### INSTRUCTION
Please print the full listing exactly.
┏━━
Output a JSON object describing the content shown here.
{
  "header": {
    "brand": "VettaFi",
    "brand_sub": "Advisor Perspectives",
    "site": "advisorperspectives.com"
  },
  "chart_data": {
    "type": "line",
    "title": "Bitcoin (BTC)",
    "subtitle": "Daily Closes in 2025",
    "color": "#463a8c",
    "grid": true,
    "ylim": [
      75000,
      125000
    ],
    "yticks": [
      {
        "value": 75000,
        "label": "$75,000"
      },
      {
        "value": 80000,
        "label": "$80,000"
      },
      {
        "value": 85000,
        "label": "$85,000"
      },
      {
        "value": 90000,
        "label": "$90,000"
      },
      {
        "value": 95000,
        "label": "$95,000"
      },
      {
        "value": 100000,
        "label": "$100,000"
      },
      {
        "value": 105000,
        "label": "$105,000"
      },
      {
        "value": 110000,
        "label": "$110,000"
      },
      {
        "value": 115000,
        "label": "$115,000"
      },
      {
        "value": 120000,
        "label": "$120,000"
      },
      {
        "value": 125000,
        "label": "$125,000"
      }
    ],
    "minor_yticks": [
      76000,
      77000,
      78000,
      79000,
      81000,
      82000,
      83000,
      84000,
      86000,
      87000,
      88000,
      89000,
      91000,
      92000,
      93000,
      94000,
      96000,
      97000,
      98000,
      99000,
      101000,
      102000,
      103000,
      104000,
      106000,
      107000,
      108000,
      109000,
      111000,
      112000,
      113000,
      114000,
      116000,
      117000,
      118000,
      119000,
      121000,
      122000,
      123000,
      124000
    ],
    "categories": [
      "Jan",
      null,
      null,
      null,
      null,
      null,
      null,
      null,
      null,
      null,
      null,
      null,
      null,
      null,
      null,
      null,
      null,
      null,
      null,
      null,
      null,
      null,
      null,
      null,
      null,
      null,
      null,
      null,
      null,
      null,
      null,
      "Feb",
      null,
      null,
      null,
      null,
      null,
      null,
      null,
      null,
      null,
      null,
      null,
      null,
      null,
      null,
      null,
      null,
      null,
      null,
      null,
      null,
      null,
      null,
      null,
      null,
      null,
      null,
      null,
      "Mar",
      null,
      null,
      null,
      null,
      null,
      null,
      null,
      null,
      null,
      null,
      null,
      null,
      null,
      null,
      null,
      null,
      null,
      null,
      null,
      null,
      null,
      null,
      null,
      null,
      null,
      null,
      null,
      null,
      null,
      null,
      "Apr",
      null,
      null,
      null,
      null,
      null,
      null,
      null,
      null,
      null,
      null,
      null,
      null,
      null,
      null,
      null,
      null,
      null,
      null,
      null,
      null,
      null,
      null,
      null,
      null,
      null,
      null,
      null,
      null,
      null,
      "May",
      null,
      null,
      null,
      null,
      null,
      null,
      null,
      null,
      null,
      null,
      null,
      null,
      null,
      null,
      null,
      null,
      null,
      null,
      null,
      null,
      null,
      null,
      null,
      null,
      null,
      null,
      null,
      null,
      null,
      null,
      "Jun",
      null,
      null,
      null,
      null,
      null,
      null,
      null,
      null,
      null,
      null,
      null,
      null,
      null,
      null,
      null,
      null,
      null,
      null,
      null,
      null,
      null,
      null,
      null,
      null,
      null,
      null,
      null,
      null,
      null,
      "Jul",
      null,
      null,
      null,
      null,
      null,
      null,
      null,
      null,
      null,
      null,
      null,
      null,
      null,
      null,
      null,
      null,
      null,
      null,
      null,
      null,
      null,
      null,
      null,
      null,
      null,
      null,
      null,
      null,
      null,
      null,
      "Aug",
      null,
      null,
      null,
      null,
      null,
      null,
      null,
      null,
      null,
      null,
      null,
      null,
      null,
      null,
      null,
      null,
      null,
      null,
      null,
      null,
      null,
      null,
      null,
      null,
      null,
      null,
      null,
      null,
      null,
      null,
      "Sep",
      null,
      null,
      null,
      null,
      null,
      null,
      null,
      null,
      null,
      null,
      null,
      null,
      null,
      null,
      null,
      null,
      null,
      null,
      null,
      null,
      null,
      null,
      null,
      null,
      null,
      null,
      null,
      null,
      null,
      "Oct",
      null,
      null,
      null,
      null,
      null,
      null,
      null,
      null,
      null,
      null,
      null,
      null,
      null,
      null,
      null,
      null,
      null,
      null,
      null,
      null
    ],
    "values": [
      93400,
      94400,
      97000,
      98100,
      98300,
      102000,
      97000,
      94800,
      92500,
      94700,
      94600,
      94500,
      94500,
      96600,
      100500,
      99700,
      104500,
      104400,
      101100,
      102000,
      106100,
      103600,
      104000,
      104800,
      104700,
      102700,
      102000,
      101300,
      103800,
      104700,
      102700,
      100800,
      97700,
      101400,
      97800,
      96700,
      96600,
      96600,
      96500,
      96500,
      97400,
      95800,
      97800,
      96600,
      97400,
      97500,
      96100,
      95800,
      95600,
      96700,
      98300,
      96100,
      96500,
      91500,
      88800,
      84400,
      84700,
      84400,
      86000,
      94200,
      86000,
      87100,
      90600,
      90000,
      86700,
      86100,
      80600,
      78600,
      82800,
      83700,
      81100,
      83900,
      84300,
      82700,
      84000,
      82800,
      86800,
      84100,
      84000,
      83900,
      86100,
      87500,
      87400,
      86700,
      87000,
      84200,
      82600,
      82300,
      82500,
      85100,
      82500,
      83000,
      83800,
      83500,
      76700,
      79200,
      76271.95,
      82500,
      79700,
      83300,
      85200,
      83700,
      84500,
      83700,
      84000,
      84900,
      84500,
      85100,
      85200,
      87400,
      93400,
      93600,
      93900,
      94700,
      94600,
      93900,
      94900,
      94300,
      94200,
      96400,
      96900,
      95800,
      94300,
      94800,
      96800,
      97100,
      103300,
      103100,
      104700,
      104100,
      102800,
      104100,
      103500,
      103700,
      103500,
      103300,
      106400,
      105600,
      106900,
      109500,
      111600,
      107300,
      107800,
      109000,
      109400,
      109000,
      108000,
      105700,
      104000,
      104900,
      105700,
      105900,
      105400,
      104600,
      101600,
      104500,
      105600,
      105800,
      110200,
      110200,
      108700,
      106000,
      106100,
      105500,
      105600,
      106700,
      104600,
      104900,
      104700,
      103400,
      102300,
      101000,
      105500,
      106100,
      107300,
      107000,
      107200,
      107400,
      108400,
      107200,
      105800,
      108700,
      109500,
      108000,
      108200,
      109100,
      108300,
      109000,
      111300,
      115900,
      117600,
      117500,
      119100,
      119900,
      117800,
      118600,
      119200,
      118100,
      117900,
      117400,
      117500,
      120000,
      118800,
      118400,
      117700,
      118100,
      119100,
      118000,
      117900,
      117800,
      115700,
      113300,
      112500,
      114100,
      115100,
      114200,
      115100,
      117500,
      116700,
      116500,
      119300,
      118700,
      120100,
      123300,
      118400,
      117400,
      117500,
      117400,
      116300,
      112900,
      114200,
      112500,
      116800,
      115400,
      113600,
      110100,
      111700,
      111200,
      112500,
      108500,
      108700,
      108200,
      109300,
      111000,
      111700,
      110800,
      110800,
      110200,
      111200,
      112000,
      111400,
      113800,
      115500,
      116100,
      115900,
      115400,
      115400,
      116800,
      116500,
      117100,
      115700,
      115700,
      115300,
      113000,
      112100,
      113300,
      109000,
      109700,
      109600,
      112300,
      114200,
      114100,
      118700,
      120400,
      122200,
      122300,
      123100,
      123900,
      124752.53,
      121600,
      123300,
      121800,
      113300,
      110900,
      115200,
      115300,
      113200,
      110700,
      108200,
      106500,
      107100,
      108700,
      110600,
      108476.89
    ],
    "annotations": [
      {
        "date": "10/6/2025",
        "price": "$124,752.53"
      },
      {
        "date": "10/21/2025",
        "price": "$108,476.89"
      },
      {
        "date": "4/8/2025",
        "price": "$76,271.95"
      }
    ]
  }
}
┗━━
### SOLUTION FOR THIS TASK
Output a JSON object describing the content shown here.
{
  "header": {
    "brand": "VettaFi",
    "brand_sub": "Advisor Perspectives",
    "site": "advisorperspectives.com"
  },
  "chart_data": {
    "type": "line",
    "title": "Bitcoin (BTC)",
    "subtitle": "Daily Closes in 2025",
    "color": "#463a8c",
    "grid": true,
    "ylim": [
      75000,
      125000
    ],
    "yticks": [
      {
        "value": 75000,
        "label": "$75,000"
      },
      {
        "value": 80000,
        "label": "$80,000"
      },
      {
        "value": 85000,
        "label": "$85,000"
      },
      {
        "value": 90000,
        "label": "$90,000"
      },
      {
        "value": 95000,
        "label": "$95,000"
      },
      {
        "value": 100000,
        "label": "$100,000"
      },
      {
        "value": 105000,
        "label": "$105,000"
      },
      {
        "value": 110000,
        "label": "$110,000"
      },
      {
        "value": 115000,
        "label": "$115,000"
      },
      {
        "value": 120000,
        "label": "$120,000"
      },
      {
        "value": 125000,
        "label": "$125,000"
      }
    ],
    "minor_yticks": [
      76000,
      77000,
      78000,
      79000,
      81000,
      82000,
      83000,
      84000,
      86000,
      87000,
      88000,
      89000,
      91000,
      92000,
      93000,
      94000,
      96000,
      97000,
      98000,
      99000,
      101000,
      102000,
      103000,
      104000,
      106000,
      107000,
      108000,
      109000,
      111000,
      112000,
      113000,
      114000,
      116000,
      117000,
      118000,
      119000,
      121000,
      122000,
      123000,
      124000
    ],
    "categories": [
      "Jan",
      null,
      null,
      null,
      null,
      null,
      null,
      null,
      null,
      null,
      null,
      null,
      null,
      null,
      null,
      null,
      null,
      null,
      null,
      null,
      null,
      null,
      null,
      null,
      null,
      null,
      null,
      null,
      null,
      null,
      null,
      "Feb",
      null,
      null,
      null,
      null,
      null,
      null,
      null,
      null,
      null,
      null,
      null,
      null,
      null,
      null,
      null,
      null,
      null,
      null,
      null,
      null,
      null,
      null,
      null,
      null,
      null,
      null,
      null,
      "Mar",
      null,
      null,
      null,
      null,
      null,
      null,
      null,
      null,
      null,
      null,
      null,
      null,
      null,
      null,
      null,
      null,
      null,
      null,
      null,
      null,
      null,
      null,
      null,
      null,
      null,
      null,
      null,
      null,
      null,
      null,
      "Apr",
      null,
      null,
      null,
      null,
      null,
      null,
      null,
      null,
      null,
      null,
      null,
      null,
      null,
      null,
      null,
      null,
      null,
      null,
      null,
      null,
      null,
      null,
      null,
      null,
      null,
      null,
      null,
      null,
      null,
      "May",
      null,
      null,
      null,
      null,
      null,
      null,
      null,
      null,
      null,
      null,
      null,
      null,
      null,
      null,
      null,
      null,
      null,
      null,
      null,
      null,
      null,
      null,
      null,
      null,
      null,
      null,
      null,
      null,
      null,
      null,
      "Jun",
      null,
      null,
      null,
      null,
      null,
      null,
      null,
      null,
      null,
      null,
      null,
      null,
      null,
      null,
      null,
      null,
      null,
      null,
      null,
      null,
      null,
      null,
      null,
      null,
      null,
      null,
      null,
      null,
      null,
      "Jul",
      null,
      null,
      null,
      null,
      null,
      null,
      null,
      null,
      null,
      null,
      null,
      null,
      null,
      null,
      null,
      null,
      null,
      null,
      null,
      null,
      null,
      null,
      null,
      null,
      null,
      null,
      null,
      null,
      null,
      null,
      "Aug",
      null,
      null,
      null,
      null,
      null,
      null,
      null,
      null,
      null,
      null,
      null,
      null,
      null,
      null,
      null,
      null,
      null,
      null,
      null,
      null,
      null,
      null,
      null,
      null,
      null,
      null,
      null,
      null,
      null,
      null,
      "Sep",
      null,
      null,
      null,
      null,
      null,
      null,
      null,
      null,
      null,
      null,
      null,
      null,
      null,
      null,
      null,
      null,
      null,
      null,
      null,
      null,
      null,
      null,
      null,
      null,
      null,
      null,
      null,
      null,
      null,
      "Oct",
      null,
      null,
      null,
      null,
      null,
      null,
      null,
      null,
      null,
      null,
      null,
      null,
      null,
      null,
      null,
      null,
      null,
      null,
      null,
      null
    ],
    "values": [
      93400,
      94400,
      97000,
      98100,
      98300,
      102000,
      97000,
      94800,
      92500,
      94700,
      94600,
      94500,
      94500,
      96600,
      100500,
      99700,
      104500,
      104400,
      101100,
      102000,
      106100,
      103600,
      104000,
      104800,
      104700,
      102700,
      102000,
      101300,
      103800,
      104700,
      102700,
      100800,
      97700,
      101400,
      97800,
      96700,
      96600,
      96600,
      96500,
      96500,
      97400,
      95800,
      97800,
      96600,
      97400,
      97500,
      96100,
      95800,
      95600,
      96700,
      98300,
      96100,
      96500,
      91500,
      88800,
      84400,
      84700,
      84400,
      86000,
      94200,
      86000,
      87100,
      90600,
      90000,
      86700,
      86100,
      80600,
      78600,
      82800,
      83700,
      81100,
      83900,
      84300,
      82700,
      84000,
      82800,
      86800,
      84100,
      84000,
      83900,
      86100,
      87500,
      87400,
      86700,
      87000,
      84200,
      82600,
      82300,
      82500,
      85100,
      82500,
      83000,
      83800,
      83500,
      76700,
      79200,
      76271.95,
      82500,
      79700,
      83300,
      85200,
      83700,
      84500,
      83700,
      84000,
      84900,
      84500,
      85100,
      85200,
      87400,
      93400,
      93600,
      93900,
      94700,
      94600,
      93900,
      94900,
      94300,
      94200,
      96400,
      96900,
      95800,
      94300,
      94800,
      96800,
      97100,
      103300,
      103100,
      104700,
      104100,
      102800,
      104100,
      103500,
      103700,
      103500,
      103300,
      106400,
      105600,
      106900,
      109500,
      111600,
      107300,
      107800,
      109000,
      109400,
      109000,
      108000,
      105700,
      104000,
      104900,
      105700,
      105900,
      105400,
      104600,
      101600,
      104500,
      105600,
      105800,
      110200,
      110200,
      108700,
      106000,
      106100,
      105500,
      105600,
      106700,
      104600,
      104900,
      104700,
      103400,
      102300,
      101000,
      105500,
      106100,
      107300,
      107000,
      107200,
      107400,
      108400,
      107200,
      105800,
      108700,
      109500,
      108000,
      108200,
      109100,
      108300,
      109000,
      111300,
      115900,
      117600,
      117500,
      119100,
      119900,
      117800,
      118600,
      119200,
      118100,
      117900,
      117400,
      117500,
      120000,
      118800,
      118400,
      117700,
      118100,
      119100,
      118000,
      117900,
      117800,
      115700,
      113300,
      112500,
      114100,
      115100,
      114200,
      115100,
      117500,
      116700,
      116500,
      119300,
      118700,
      120100,
      123300,
      118400,
      117400,
      117500,
      117400,
      116300,
      112900,
      114200,
      112500,
      116800,
      115400,
      113600,
      110100,
      111700,
      111200,
      112500,
      108500,
      108700,
      108200,
      109300,
      111000,
      111700,
      110800,
      110800,
      110200,
      111200,
      112000,
      111400,
      113800,
      115500,
      116100,
      115900,
      115400,
      115400,
      116800,
      116500,
      117100,
      115700,
      115700,
      115300,
      113000,
      112100,
      113300,
      109000,
      109700,
      109600,
      112300,
      114200,
      114100,
      118700,
      120400,
      122200,
      122300,
      123100,
      123900,
      124752.53,
      121600,
      123300,
      121800,
      113300,
      110900,
      115200,
      115300,
      113200,
      110700,
      108200,
      106500,
      107100,
      108700,
      110600,
      108476.89
    ],
    "annotations": [
      {
        "date": "10/6/2025",
        "price": "$124,752.53"
      },
      {
        "date": "10/21/2025",
        "price": "$108,476.89"
      },
      {
        "date": "4/8/2025",
        "price": "$76,271.95"
      }
    ]
  }
}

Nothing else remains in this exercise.